任务要求: 从下面的数据中原样摘出以包含“new-tab-plus-icon[interactable] [261, 8, 279, 26]”的那一行开头、以包含“card-headline: Get insights”的那一行结尾的部分，首尾两行都要包括。

数据记录:
>>>>

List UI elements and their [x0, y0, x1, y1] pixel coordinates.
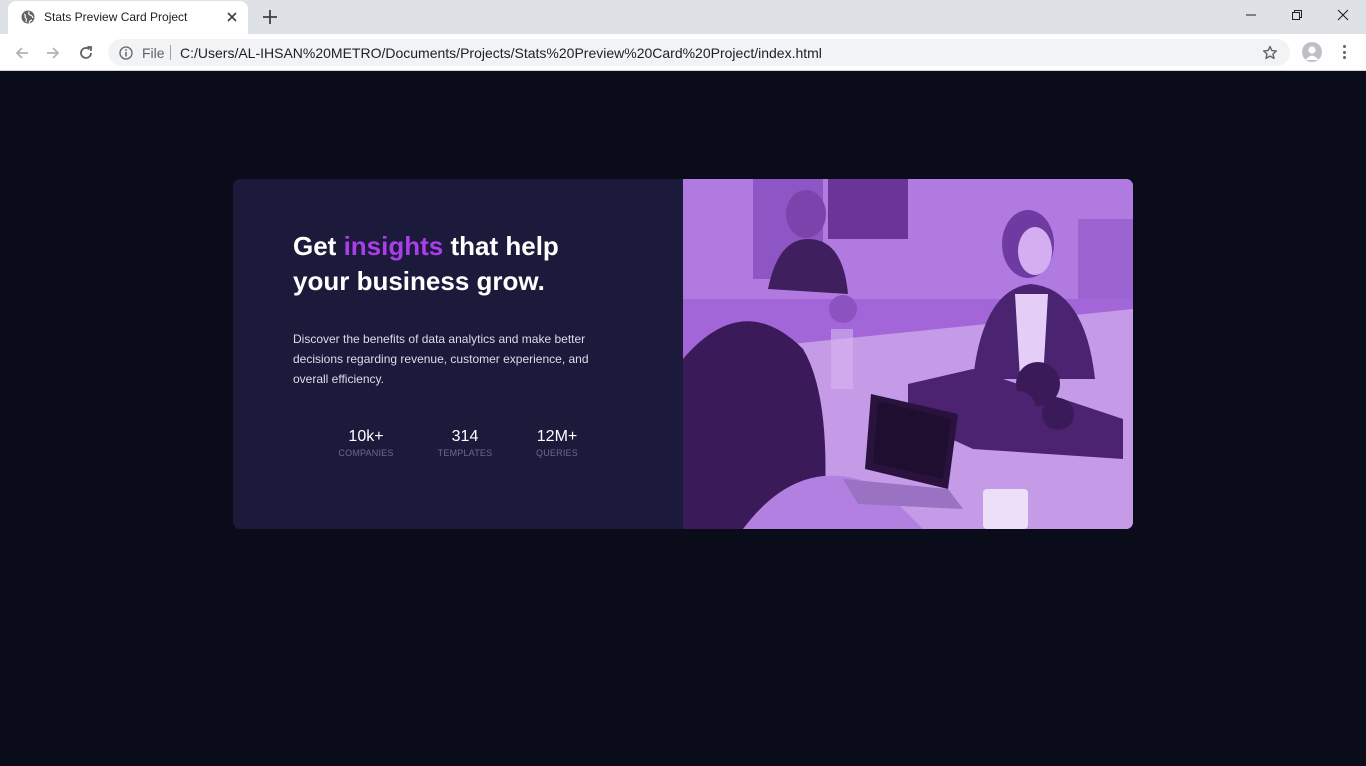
new-tab-plus-icon[interactable] [261, 8, 279, 26]
tab-strip: Stats Preview Card Project [0, 0, 1366, 34]
browser-menu-icon[interactable] [1334, 43, 1354, 61]
window-minimize-button[interactable] [1228, 0, 1274, 30]
url-text[interactable]: C:/Users/AL-IHSAN%20METRO/Documents/Proj… [180, 45, 822, 61]
office-scene-illustration [683, 179, 1133, 529]
minimize-icon [1246, 14, 1256, 16]
window-close-button[interactable] [1320, 0, 1366, 30]
info-icon[interactable] [119, 46, 133, 60]
person-icon [1305, 46, 1319, 60]
stats-preview-card: Get insights that help your business gro… [233, 179, 1133, 529]
stat-queries: 12M+ QUERIES [532, 427, 582, 459]
headline-start: Get [293, 231, 344, 261]
stat-value: 12M+ [536, 428, 578, 445]
office-team-image [683, 179, 1133, 529]
stat-templates: 314 TEMPLATES [436, 427, 494, 459]
arrow-right-icon [47, 47, 60, 59]
stat-label: COMPANIES [338, 448, 394, 458]
reload-icon [80, 45, 93, 59]
menu-dot [1342, 56, 1346, 59]
stats-row: 10k+ COMPANIES 314 TEMPLATES 12M+ QUERIE… [293, 427, 623, 467]
forward-button[interactable] [43, 43, 63, 63]
window-restore-button[interactable] [1274, 0, 1320, 30]
browser-toolbar: File C:/Users/AL-IHSAN%20METRO/Documents… [0, 34, 1366, 71]
menu-dot [1342, 50, 1346, 54]
headline-accent: insights [343, 231, 444, 261]
card-headline: Get insights that help your business gro… [293, 229, 613, 299]
card-text-section: Get insights that help your business gro… [233, 179, 683, 529]
card-description: Discover the benefits of data analytics … [293, 332, 589, 386]
globe-icon [21, 10, 35, 24]
profile-avatar-icon[interactable] [1302, 42, 1322, 62]
reload-button[interactable] [76, 43, 96, 63]
stat-companies: 10k+ COMPANIES [337, 427, 395, 459]
url-scheme-label: File [142, 45, 165, 61]
close-icon [1337, 9, 1349, 21]
bookmark-star-icon[interactable] [1262, 45, 1278, 61]
menu-dot [1342, 45, 1346, 48]
tab-title: Stats Preview Card Project [44, 10, 188, 24]
back-button[interactable] [12, 43, 32, 63]
browser-tab[interactable]: Stats Preview Card Project [8, 1, 248, 34]
stat-value: 314 [451, 428, 479, 445]
arrow-left-icon [15, 47, 28, 59]
address-bar[interactable]: File C:/Users/AL-IHSAN%20METRO/Documents… [108, 39, 1290, 66]
stat-label: TEMPLATES [437, 448, 493, 458]
stat-value: 10k+ [348, 428, 384, 445]
stat-label: QUERIES [536, 448, 578, 458]
restore-icon [1292, 10, 1302, 20]
page-viewport: Get insights that help your business gro… [0, 71, 1366, 766]
address-separator [170, 45, 171, 60]
close-tab-icon[interactable] [224, 9, 240, 25]
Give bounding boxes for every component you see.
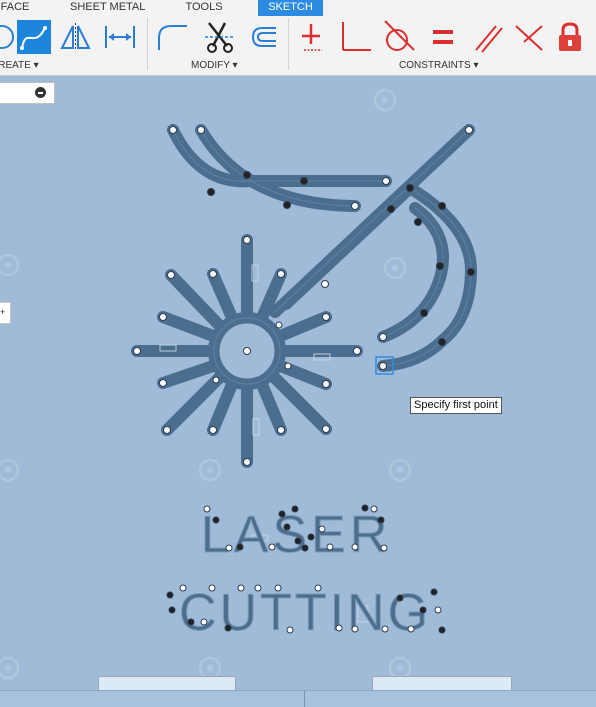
sketch-canvas[interactable]: LASER CUTTING: [0, 76, 596, 690]
tab-tools[interactable]: TOOLS: [182, 0, 226, 16]
coincident-icon[interactable]: [297, 20, 331, 54]
logo-line-2: CUTTING: [179, 584, 431, 642]
collinear-icon[interactable]: [512, 20, 546, 54]
dimension-icon[interactable]: [103, 20, 137, 54]
bottom-panel-left[interactable]: [98, 676, 236, 691]
perpendicular-icon[interactable]: [337, 20, 371, 54]
toolbar-divider: [147, 18, 148, 70]
tab-surface[interactable]: FACE: [0, 0, 30, 16]
offset-icon[interactable]: [244, 20, 278, 54]
tab-sheet-metal[interactable]: SHEET METAL: [70, 0, 145, 16]
tangent-icon[interactable]: [381, 20, 415, 54]
bottom-bar: [0, 690, 596, 707]
equal-icon[interactable]: [426, 20, 460, 54]
tab-sketch[interactable]: SKETCH: [258, 0, 323, 16]
toolbar-divider: [288, 18, 289, 70]
mirror-icon[interactable]: [58, 20, 92, 54]
toolbar: FACE SHEET METAL TOOLS SKETCH CREATE ▾ M…: [0, 0, 596, 76]
bottom-panel-right[interactable]: [372, 676, 512, 691]
lock-icon[interactable]: [553, 20, 587, 54]
fillet-icon[interactable]: [155, 20, 189, 54]
constraints-menu[interactable]: CONSTRAINTS ▾: [399, 60, 478, 71]
side-panel-tab[interactable]: +: [0, 302, 11, 324]
create-menu[interactable]: CREATE ▾: [0, 60, 39, 71]
spline-icon[interactable]: [17, 20, 51, 54]
modify-menu[interactable]: MODIFY ▾: [191, 60, 238, 71]
tooltip: Specify first point: [410, 397, 502, 414]
parallel-icon[interactable]: [470, 20, 504, 54]
logo-line-1: LASER: [201, 506, 392, 564]
logo-text: LASER CUTTING: [178, 506, 431, 643]
trim-scissors-icon[interactable]: [203, 20, 237, 54]
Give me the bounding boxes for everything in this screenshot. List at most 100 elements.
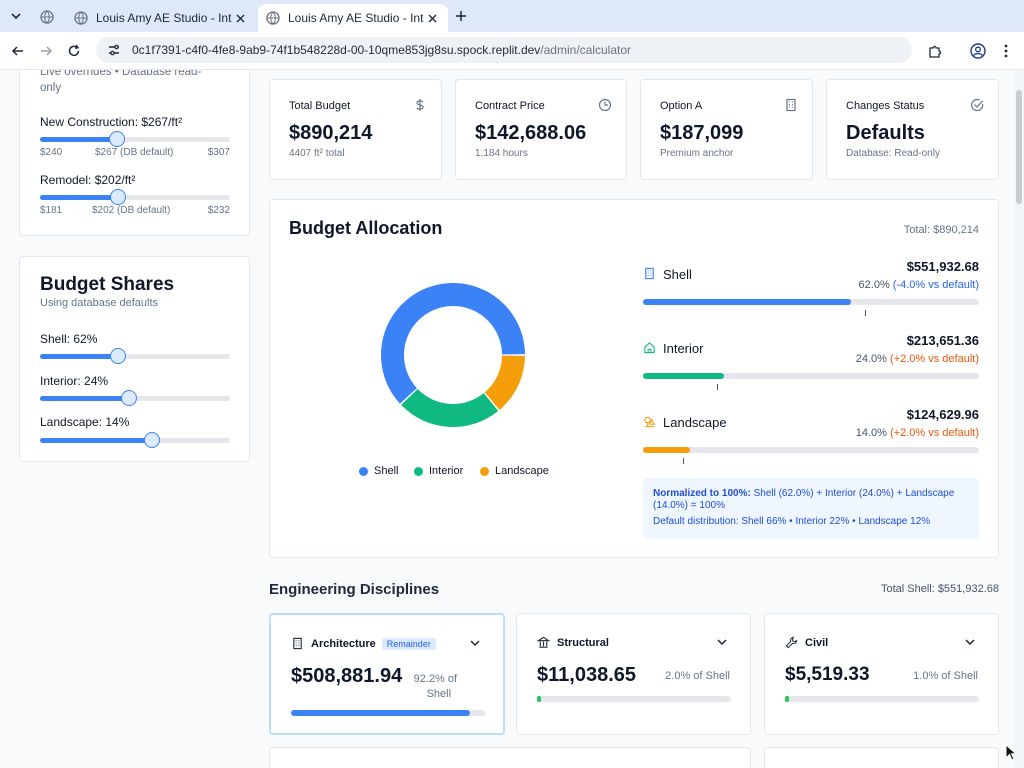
- slider-handle[interactable]: [108, 131, 125, 147]
- discipline-card-next: [764, 747, 999, 768]
- puzzle-icon: [928, 45, 941, 58]
- reload-button[interactable]: [63, 40, 85, 62]
- landscape-share-slider[interactable]: [40, 432, 230, 448]
- row-amount: $551,932.68: [906, 259, 979, 274]
- slider-handle[interactable]: [110, 189, 127, 205]
- discipline-share: 1.0% of Shell: [913, 670, 978, 682]
- arrow-left-icon: [11, 46, 23, 56]
- legend-interior: Interior: [414, 465, 463, 477]
- row-pct: 14.0%: [855, 427, 887, 439]
- profile-button[interactable]: [967, 40, 989, 62]
- allocation-bar-fill: [643, 299, 852, 305]
- chevron-down-icon[interactable]: [716, 636, 728, 648]
- allocation-row-landscape: Landscape $124,629.96 14.0% (+2.0% vs de…: [643, 406, 979, 464]
- tab-title: Louis Amy AE Studio - Interac: [288, 11, 424, 25]
- slider-fill: [40, 195, 119, 200]
- dollar-icon: [416, 99, 424, 111]
- account-icon: [970, 43, 986, 59]
- discipline-header: Structural: [537, 636, 609, 649]
- calculator-page: Live overrides • Database read- only New…: [0, 70, 1024, 768]
- tab-strip: Louis Amy AE Studio - Interac Louis Amy …: [0, 0, 1024, 32]
- row-delta: (-4.0% vs default): [892, 279, 979, 291]
- tab-1[interactable]: Louis Amy AE Studio - Interac: [66, 4, 256, 32]
- default-distribution: Default distribution: Shell 66% • Interi…: [653, 516, 931, 527]
- legend-swatch: [414, 466, 423, 476]
- kebab-menu-icon: [1004, 44, 1008, 58]
- normalization-note: Normalized to 100%: Shell (62.0%) + Inte…: [643, 478, 979, 539]
- chevron-down-icon[interactable]: [469, 637, 481, 649]
- shell-share-slider[interactable]: [40, 348, 230, 364]
- tab-title: Louis Amy AE Studio - Interac: [96, 11, 232, 25]
- discipline-bar-fill: [785, 696, 789, 702]
- discipline-header: Civil: [785, 636, 828, 649]
- row-pct: 62.0%: [858, 279, 890, 291]
- discipline-name: Civil: [805, 636, 829, 649]
- allocation-donut-chart: [381, 283, 525, 427]
- slider-handle[interactable]: [121, 390, 138, 406]
- discipline-bar-fill: [291, 710, 470, 716]
- shell-share-label: Shell: 62%: [40, 332, 98, 346]
- discipline-card-structural[interactable]: Structural $11,038.65 2.0% of Shell: [516, 613, 751, 735]
- chevron-down-icon[interactable]: [964, 636, 976, 648]
- legend-label: Landscape: [495, 465, 549, 477]
- tick-min: $240: [40, 147, 63, 158]
- discipline-card-civil[interactable]: Civil $5,519.33 1.0% of Shell: [764, 613, 999, 735]
- discipline-share: 92.2% of Shell: [414, 672, 457, 702]
- discipline-header: Architecture Remainder: [291, 637, 436, 650]
- allocation-bar: [643, 373, 979, 390]
- new-construction-label: New Construction: $267/ft²: [40, 115, 183, 129]
- engineering-title: Engineering Disciplines: [269, 581, 440, 598]
- interior-share-label: Interior: 24%: [40, 374, 109, 388]
- tick-default: $202 (DB default): [92, 205, 171, 216]
- scrollbar-thumb[interactable]: [1016, 90, 1022, 204]
- discipline-share-line: Shell: [426, 688, 452, 700]
- option-a-card: Option A $187,099 Premium anchor: [640, 79, 813, 180]
- row-amount: $124,629.96: [906, 407, 979, 422]
- discipline-bar: [291, 710, 485, 716]
- row-name: Interior: [663, 341, 704, 356]
- back-button[interactable]: [7, 40, 29, 62]
- discipline-amount: $508,881.94: [291, 665, 403, 687]
- engineering-total: Total Shell: $551,932.68: [880, 583, 999, 595]
- default-marker: [716, 384, 718, 390]
- site-info-icon[interactable]: [106, 42, 122, 58]
- legend-label: Shell: [374, 465, 399, 477]
- legend-swatch: [359, 466, 368, 476]
- stat-value: Defaults: [846, 122, 925, 144]
- stat-label: Total Budget: [289, 100, 351, 112]
- close-tab-icon[interactable]: [232, 10, 248, 26]
- stat-sub: Premium anchor: [660, 148, 734, 159]
- new-tab-button[interactable]: [451, 6, 471, 26]
- budget-shares-subtitle: Using database defaults: [40, 297, 159, 309]
- tab-search-button[interactable]: [6, 6, 26, 26]
- wrench-icon: [785, 636, 798, 649]
- tab-2-active[interactable]: Louis Amy AE Studio - Interac: [258, 4, 448, 32]
- building-icon: [786, 98, 796, 112]
- chevron-down-icon: [11, 13, 21, 20]
- default-marker: [683, 458, 685, 464]
- interior-share-slider[interactable]: [40, 390, 230, 406]
- stat-label: Option A: [660, 100, 703, 112]
- address-bar[interactable]: 0c1f7391-c4f0-4fe8-9ab9-74f1b548228d-00-…: [96, 37, 912, 63]
- slider-handle[interactable]: [144, 432, 161, 448]
- new-construction-slider[interactable]: [40, 131, 230, 147]
- slider-handle[interactable]: [109, 348, 126, 364]
- normalization-line: Normalized to 100%: Shell (62.0%) + Inte…: [653, 488, 969, 512]
- globe-icon: [266, 11, 280, 25]
- allocation-bar-fill: [643, 447, 691, 453]
- allocation-row-interior: Interior $213,651.36 24.0% (+2.0% vs def…: [643, 332, 979, 390]
- forward-button[interactable]: [35, 40, 57, 62]
- browser-menu-button[interactable]: [995, 40, 1017, 62]
- pinned-tab[interactable]: [38, 8, 56, 26]
- extensions-button[interactable]: [924, 40, 946, 62]
- stat-sub: Database: Read-only: [846, 148, 940, 159]
- close-tab-icon[interactable]: [424, 10, 440, 26]
- discipline-bar: [785, 696, 979, 702]
- tick-max: $232: [207, 205, 230, 216]
- check-circle-icon: [971, 98, 984, 112]
- total-budget-card: Total Budget $890,214 4407 ft² total: [269, 79, 442, 180]
- changes-status-card: Changes Status Defaults Database: Read-o…: [826, 79, 999, 180]
- discipline-card-architecture[interactable]: Architecture Remainder $508,881.94 92.2%…: [269, 613, 505, 735]
- discipline-card-next: [269, 747, 751, 768]
- remodel-slider[interactable]: [40, 189, 230, 205]
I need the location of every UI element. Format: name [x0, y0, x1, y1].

<<<<

完成答案:
new-tab-plus-icon[interactable] [261, 8, 279, 26]
tab-strip: Stats Preview Card Project [0, 0, 1366, 34]
browser-menu-icon[interactable] [1334, 43, 1354, 61]
window-minimize-button[interactable] [1228, 0, 1274, 30]
url-text[interactable]: C:/Users/AL-IHSAN%20METRO/Documents/Proj… [180, 45, 822, 61]
office-scene-illustration [683, 179, 1133, 529]
minimize-icon [1246, 14, 1256, 16]
window-close-button[interactable] [1320, 0, 1366, 30]
info-icon[interactable] [119, 46, 133, 60]
person-icon [1305, 46, 1319, 60]
stats-preview-card: Get insights that help your business gro… [233, 179, 1133, 529]
stat-queries: 12M+ QUERIES [532, 427, 582, 459]
headline-start: Get [293, 231, 344, 261]
stat-value: 12M+ [536, 428, 578, 445]
office-team-image [683, 179, 1133, 529]
stat-templates: 314 TEMPLATES [436, 427, 494, 459]
arrow-right-icon [47, 47, 60, 59]
stat-label: COMPANIES [338, 448, 394, 458]
reload-icon [80, 45, 93, 59]
menu-dot [1342, 56, 1346, 59]
stats-row: 10k+ COMPANIES 314 TEMPLATES 12M+ QUERIE… [293, 427, 623, 467]
forward-button[interactable] [43, 43, 63, 63]
window-restore-button[interactable] [1274, 0, 1320, 30]
browser-toolbar: File C:/Users/AL-IHSAN%20METRO/Documents… [0, 34, 1366, 71]
menu-dot [1342, 50, 1346, 54]
headline-accent: insights [343, 231, 444, 261]
card-headline: Get insights that help your business gro… [293, 229, 613, 299]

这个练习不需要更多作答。